> _TUGAS LATIHAN 1_: Salin dengan tepat bagian teks tentang nama yang terlupakan, mulai dari kata-kata yang memuat "Nama yang Terlupakan" sampai dengan "saya mengingat namanya.".
> _TUGAS LATIHAN 2_: Ringkaslah teks tentang nama yang terlupakan dalam dua kalimat.
#### TEKS YANG DISEDIAKAN ####
Nama yang Terlupakan
(Hal-38) Kejadiannya berawal Ketika saya mau mudik. Saat itu kebetulan satu bus dengan kakak Tingkat di kampus. Wajah beliau begitu familiar. Beliau sering mengisi kegiatan keputrian di salah satu organisasi di kampus. Saya dan si mbak ini memang jarang mengobrol. Hanya saling sapa saat berpapasan di kampus.
Di dalam bus saya duduk di sebelahnya. Kebetulan kami juga satu propinsi, tetapi beda kota. Perjalanan kami penuh dengan obrolan ringan. Seputar kegiatan kampus dan keluarga. Sebenarnya, saya lupa nama beliau, tetapi saya malu bertanya ulang siapa Namanya. Masa nggak ingat sih sama nama kakak tingkat? Obrolan kita pun terus berjalan seiring konsentrasi saya mengingat namanya.
#### DATA YANG DISEDIAKAN ####
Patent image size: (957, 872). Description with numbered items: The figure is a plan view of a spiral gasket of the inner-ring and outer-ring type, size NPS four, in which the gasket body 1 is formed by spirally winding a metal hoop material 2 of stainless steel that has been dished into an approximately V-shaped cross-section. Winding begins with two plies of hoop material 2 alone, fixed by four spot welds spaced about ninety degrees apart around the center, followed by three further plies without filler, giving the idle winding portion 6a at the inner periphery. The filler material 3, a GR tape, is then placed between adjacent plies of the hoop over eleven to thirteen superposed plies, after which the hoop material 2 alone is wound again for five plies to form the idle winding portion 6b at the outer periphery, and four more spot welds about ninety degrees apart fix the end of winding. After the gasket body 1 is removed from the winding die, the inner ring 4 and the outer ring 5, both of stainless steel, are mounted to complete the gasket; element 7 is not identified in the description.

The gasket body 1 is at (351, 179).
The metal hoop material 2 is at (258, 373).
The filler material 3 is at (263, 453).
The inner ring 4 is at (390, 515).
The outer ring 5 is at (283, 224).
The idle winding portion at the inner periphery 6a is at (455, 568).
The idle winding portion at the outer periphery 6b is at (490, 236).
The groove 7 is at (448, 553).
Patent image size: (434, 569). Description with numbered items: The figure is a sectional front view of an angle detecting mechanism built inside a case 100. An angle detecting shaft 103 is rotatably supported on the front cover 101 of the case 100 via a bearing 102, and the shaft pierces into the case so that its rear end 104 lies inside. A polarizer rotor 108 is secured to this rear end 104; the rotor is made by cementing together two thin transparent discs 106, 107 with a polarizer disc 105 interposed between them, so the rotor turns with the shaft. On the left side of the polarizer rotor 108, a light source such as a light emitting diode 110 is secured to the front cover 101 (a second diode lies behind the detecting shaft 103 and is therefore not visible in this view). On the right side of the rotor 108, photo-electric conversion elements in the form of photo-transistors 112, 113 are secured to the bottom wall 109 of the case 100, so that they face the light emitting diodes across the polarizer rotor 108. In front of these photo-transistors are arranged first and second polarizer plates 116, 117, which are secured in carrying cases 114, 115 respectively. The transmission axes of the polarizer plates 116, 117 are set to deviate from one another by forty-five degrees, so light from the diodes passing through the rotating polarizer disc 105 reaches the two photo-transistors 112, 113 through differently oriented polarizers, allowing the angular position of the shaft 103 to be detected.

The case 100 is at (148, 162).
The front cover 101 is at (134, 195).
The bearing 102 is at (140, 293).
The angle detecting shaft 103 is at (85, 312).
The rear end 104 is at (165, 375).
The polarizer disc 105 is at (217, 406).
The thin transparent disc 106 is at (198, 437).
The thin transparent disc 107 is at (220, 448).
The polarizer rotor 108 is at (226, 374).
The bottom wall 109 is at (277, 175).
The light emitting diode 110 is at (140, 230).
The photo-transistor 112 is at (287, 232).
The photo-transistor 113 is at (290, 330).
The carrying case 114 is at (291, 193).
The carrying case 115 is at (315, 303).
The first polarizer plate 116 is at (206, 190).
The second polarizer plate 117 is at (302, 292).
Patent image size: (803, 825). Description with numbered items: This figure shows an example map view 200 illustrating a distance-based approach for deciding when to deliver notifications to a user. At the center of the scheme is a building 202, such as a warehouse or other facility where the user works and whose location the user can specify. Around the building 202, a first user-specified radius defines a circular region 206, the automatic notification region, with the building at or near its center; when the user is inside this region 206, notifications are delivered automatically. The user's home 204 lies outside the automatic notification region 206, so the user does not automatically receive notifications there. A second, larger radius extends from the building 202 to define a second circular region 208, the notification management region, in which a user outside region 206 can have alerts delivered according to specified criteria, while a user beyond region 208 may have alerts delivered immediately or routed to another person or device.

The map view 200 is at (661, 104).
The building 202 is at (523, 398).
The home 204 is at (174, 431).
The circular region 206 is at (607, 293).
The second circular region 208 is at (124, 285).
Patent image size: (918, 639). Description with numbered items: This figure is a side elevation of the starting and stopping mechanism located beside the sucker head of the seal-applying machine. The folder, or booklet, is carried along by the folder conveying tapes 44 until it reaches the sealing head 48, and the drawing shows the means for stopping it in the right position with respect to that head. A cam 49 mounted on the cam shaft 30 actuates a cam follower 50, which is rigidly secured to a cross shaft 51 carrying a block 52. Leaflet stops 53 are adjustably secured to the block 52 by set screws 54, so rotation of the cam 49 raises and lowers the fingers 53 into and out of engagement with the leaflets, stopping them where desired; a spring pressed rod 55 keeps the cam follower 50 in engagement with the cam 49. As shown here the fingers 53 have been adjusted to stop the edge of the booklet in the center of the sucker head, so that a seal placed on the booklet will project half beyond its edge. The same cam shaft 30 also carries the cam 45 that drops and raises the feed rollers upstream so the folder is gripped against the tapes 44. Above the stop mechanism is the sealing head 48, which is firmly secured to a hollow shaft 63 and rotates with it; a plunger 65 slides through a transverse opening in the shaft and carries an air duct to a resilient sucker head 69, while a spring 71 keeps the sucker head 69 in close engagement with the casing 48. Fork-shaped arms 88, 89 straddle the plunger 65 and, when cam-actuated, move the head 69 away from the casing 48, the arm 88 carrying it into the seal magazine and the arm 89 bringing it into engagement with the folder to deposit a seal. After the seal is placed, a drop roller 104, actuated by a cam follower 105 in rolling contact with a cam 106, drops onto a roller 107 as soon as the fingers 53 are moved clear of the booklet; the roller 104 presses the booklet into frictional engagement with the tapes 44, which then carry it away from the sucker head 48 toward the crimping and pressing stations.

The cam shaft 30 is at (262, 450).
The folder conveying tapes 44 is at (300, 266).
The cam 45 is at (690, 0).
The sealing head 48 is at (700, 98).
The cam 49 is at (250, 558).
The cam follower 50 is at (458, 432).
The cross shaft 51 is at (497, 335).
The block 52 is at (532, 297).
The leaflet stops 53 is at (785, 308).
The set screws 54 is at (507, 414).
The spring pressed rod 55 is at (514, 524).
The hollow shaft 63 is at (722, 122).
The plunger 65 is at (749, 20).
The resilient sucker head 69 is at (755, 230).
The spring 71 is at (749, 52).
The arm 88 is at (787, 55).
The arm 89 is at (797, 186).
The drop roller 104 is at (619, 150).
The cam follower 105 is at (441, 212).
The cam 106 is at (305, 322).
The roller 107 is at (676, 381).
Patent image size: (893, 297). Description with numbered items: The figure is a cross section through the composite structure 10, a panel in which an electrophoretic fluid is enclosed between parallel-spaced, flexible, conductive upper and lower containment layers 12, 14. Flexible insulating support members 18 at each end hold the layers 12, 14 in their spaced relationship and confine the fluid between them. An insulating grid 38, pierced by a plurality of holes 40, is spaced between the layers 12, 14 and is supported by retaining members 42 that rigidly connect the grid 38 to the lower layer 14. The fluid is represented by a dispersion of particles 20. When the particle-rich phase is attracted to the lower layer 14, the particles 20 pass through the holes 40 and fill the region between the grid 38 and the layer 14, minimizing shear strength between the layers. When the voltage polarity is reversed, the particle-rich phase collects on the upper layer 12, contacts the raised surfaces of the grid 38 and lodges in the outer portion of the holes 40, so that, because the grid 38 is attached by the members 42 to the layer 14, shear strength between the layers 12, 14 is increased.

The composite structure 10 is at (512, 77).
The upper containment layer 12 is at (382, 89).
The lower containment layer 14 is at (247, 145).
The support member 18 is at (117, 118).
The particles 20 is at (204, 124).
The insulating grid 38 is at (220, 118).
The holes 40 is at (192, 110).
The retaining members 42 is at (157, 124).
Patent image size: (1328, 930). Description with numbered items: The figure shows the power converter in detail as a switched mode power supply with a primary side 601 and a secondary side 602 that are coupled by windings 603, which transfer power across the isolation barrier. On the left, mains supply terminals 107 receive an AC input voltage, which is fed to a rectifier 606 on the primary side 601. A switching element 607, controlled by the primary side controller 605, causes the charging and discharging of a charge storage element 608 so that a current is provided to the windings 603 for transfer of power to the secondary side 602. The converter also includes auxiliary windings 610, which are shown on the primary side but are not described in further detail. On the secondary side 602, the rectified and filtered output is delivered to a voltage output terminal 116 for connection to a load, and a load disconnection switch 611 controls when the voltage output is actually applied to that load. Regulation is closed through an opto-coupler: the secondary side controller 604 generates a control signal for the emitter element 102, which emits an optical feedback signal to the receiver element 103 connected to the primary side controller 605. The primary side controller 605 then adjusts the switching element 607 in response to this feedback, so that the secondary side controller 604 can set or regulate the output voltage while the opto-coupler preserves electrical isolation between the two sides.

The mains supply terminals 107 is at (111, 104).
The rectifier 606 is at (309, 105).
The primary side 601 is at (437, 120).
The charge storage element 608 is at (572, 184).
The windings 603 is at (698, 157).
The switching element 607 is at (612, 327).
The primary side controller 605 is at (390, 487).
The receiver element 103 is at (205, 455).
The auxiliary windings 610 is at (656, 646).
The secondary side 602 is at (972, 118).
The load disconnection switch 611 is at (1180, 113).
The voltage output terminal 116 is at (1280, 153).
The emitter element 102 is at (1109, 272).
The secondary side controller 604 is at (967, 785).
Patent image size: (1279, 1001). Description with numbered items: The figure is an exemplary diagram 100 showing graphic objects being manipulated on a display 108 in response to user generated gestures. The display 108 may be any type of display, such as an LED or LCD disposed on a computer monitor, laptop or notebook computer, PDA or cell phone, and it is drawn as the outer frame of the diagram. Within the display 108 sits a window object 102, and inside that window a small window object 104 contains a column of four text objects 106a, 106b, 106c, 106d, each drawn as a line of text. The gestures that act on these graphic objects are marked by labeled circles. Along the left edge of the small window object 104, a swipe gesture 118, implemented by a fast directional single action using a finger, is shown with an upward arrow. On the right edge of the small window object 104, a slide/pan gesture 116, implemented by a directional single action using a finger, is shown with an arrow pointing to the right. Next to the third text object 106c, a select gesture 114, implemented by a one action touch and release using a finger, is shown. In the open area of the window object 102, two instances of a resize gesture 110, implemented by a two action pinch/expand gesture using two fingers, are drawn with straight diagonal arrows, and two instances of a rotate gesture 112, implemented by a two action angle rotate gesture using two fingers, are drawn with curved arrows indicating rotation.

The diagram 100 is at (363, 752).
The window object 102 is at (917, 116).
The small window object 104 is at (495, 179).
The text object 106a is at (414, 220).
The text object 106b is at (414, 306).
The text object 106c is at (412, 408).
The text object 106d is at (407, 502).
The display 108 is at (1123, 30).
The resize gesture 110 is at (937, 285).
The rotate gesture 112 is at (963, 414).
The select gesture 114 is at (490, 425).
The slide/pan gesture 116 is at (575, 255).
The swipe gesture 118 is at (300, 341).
####
> _JAWABAN 1_:
Nama yang Terlupakan
(Hal-38) Kejadiannya berawal Ketika saya mau mudik. Saat itu kebetulan satu bus dengan kakak Tingkat di kampus. Wajah beliau begitu familiar. Beliau sering mengisi kegiatan keputrian di salah satu organisasi di kampus. Saya dan si mbak ini memang jarang mengobrol. Hanya saling sapa saat berpapasan di kampus.
Di dalam bus saya duduk di sebelahnya. Kebetulan kami juga satu propinsi, tetapi beda kota. Perjalanan kami penuh dengan obrolan ringan. Seputar kegiatan kampus dan keluarga. Sebenarnya, saya lupa nama beliau, tetapi saya malu bertanya ulang siapa Namanya. Masa nggak ingat sih sama nama kakak tingkat? Obrolan kita pun terus berjalan seiring konsentrasi saya mengingat namanya.

> _JAWABAN 2_: Saat mudik, penutur kebetulan satu bus dengan seorang kakak tingkat di kampus yang wajahnya familiar dan duduk di sebelahnya, lalu mereka mengobrol ringan seputar kegiatan kampus dan keluarga. Penutur sebenarnya lupa nama kakak tingkat itu tetapi malu bertanya ulang, sehingga obrolan terus berjalan sementara penutur berkonsentrasi mengingat namanya.